--- Begin Records provided ---
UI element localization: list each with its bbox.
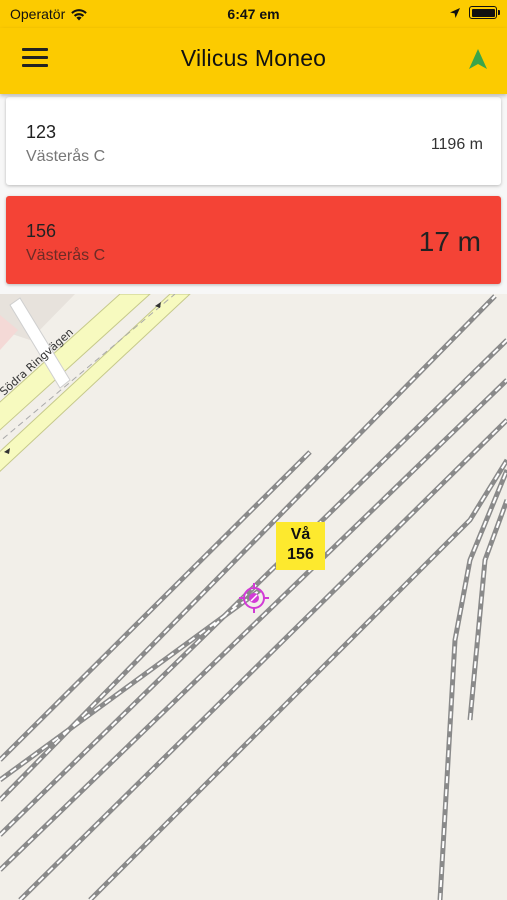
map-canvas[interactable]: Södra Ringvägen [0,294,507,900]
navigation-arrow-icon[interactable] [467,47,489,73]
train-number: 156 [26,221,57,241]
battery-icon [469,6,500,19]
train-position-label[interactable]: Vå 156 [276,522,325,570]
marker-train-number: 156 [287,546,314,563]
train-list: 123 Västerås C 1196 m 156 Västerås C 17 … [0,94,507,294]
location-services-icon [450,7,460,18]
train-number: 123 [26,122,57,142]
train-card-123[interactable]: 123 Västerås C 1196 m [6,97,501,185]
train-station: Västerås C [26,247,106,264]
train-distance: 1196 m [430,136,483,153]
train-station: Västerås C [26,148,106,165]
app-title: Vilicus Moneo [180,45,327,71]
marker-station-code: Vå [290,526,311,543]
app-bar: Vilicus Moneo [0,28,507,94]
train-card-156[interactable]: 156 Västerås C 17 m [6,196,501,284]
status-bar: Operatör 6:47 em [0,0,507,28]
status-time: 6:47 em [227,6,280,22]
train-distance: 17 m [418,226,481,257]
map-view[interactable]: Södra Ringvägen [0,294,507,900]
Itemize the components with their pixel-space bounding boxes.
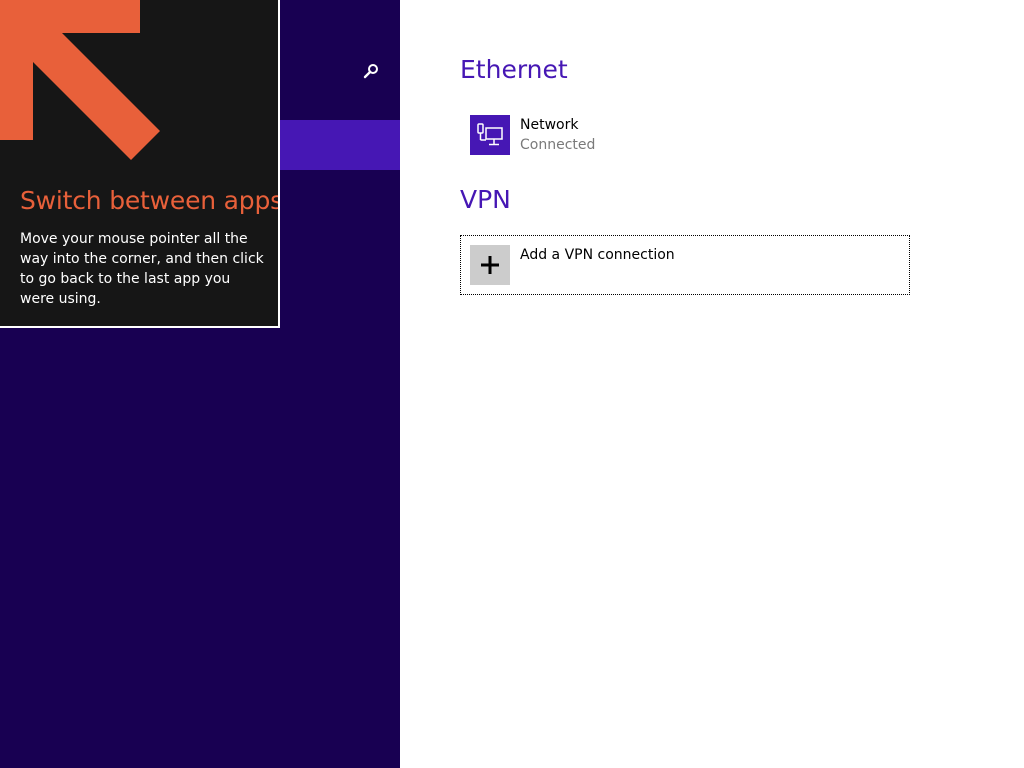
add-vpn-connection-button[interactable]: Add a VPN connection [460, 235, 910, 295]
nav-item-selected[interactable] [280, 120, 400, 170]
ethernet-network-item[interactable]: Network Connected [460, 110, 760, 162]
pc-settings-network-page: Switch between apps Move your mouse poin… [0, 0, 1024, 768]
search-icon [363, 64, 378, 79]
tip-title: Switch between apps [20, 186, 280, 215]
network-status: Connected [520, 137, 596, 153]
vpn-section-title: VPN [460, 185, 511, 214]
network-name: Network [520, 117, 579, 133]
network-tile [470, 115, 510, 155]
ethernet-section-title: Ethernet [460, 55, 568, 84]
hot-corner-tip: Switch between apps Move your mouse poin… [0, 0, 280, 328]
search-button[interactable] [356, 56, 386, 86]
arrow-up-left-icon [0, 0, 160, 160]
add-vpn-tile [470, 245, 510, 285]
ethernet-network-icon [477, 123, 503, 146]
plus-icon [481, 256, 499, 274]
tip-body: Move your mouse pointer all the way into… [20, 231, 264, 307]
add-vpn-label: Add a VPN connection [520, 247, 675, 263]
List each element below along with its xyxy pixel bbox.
--- End Records provided ---
Please render every line above as a JSON list of strings, one string per line, skipping blank lines and leaving the pictures out.

[
  "UI element localization: list each with its bbox.",
  "map-canvas[interactable]: Södra Ringvägen [0,294,507,900]",
  "navigation-arrow-icon[interactable] [467,47,489,73]",
  "train-number: 156 [26,221,57,241]",
  "battery-icon [469,6,500,19]",
  "train-position-label[interactable]: Vå 156 [276,522,325,570]",
  "marker-train-number: 156 [287,546,314,563]",
  "train-list: 123 Västerås C 1196 m 156 Västerås C 17 … [0,94,507,294]",
  "location-services-icon [450,7,460,18]",
  "train-number: 123 [26,122,57,142]",
  "train-card-123[interactable]: 123 Västerås C 1196 m [6,97,501,185]",
  "train-station: Västerås C [26,247,106,264]",
  "train-distance: 1196 m [430,136,483,153]",
  "train-station: Västerås C [26,148,106,165]",
  "app-title: Vilicus Moneo [180,45,327,71]",
  "marker-station-code: Vå [290,526,311,543]",
  "app-bar: Vilicus Moneo [0,28,507,94]",
  "train-card-156[interactable]: 156 Västerås C 17 m [6,196,501,284]",
  "status-bar: Operatör 6:47 em [0,0,507,28]",
  "status-time: 6:47 em [227,6,280,22]",
  "train-distance: 17 m [418,226,481,257]",
  "map-view[interactable]: Södra Ringvägen [0,294,507,900]",
  "Itemize the components with their pixel-space bounding boxes.",
  "add-vpn-connection-button[interactable]: Add a VPN connection [460, 235, 910, 295]",
  "nav-item-selected[interactable] [280, 120, 400, 170]",
  "ethernet-network-item[interactable]: Network Connected [460, 110, 760, 162]",
  "pc-settings-network-page: Switch between apps Move your mouse poin… [0, 0, 1024, 768]",
  "search-icon [363, 64, 378, 79]",
  "tip-title: Switch between apps [20, 186, 280, 215]",
  "network-status: Connected [520, 137, 596, 153]",
  "vpn-section-title: VPN [460, 185, 511, 214]",
  "network-name: Network [520, 117, 579, 133]",
  "network-tile [470, 115, 510, 155]",
  "ethernet-section-title: Ethernet [460, 55, 568, 84]",
  "hot-corner-tip: Switch between apps Move your mouse poin… [0, 0, 280, 328]",
  "search-button[interactable] [356, 56, 386, 86]",
  "arrow-up-left-icon [0, 0, 160, 160]",
  "add-vpn-tile [470, 245, 510, 285]",
  "ethernet-network-icon [477, 123, 503, 146]",
  "plus-icon [481, 256, 499, 274]",
  "tip-body: Move your mouse pointer all the way into… [20, 231, 264, 307]",
  "add-vpn-label: Add a VPN connection [520, 247, 675, 263]",
  "List each element below along with its xyxy pixel bbox."
]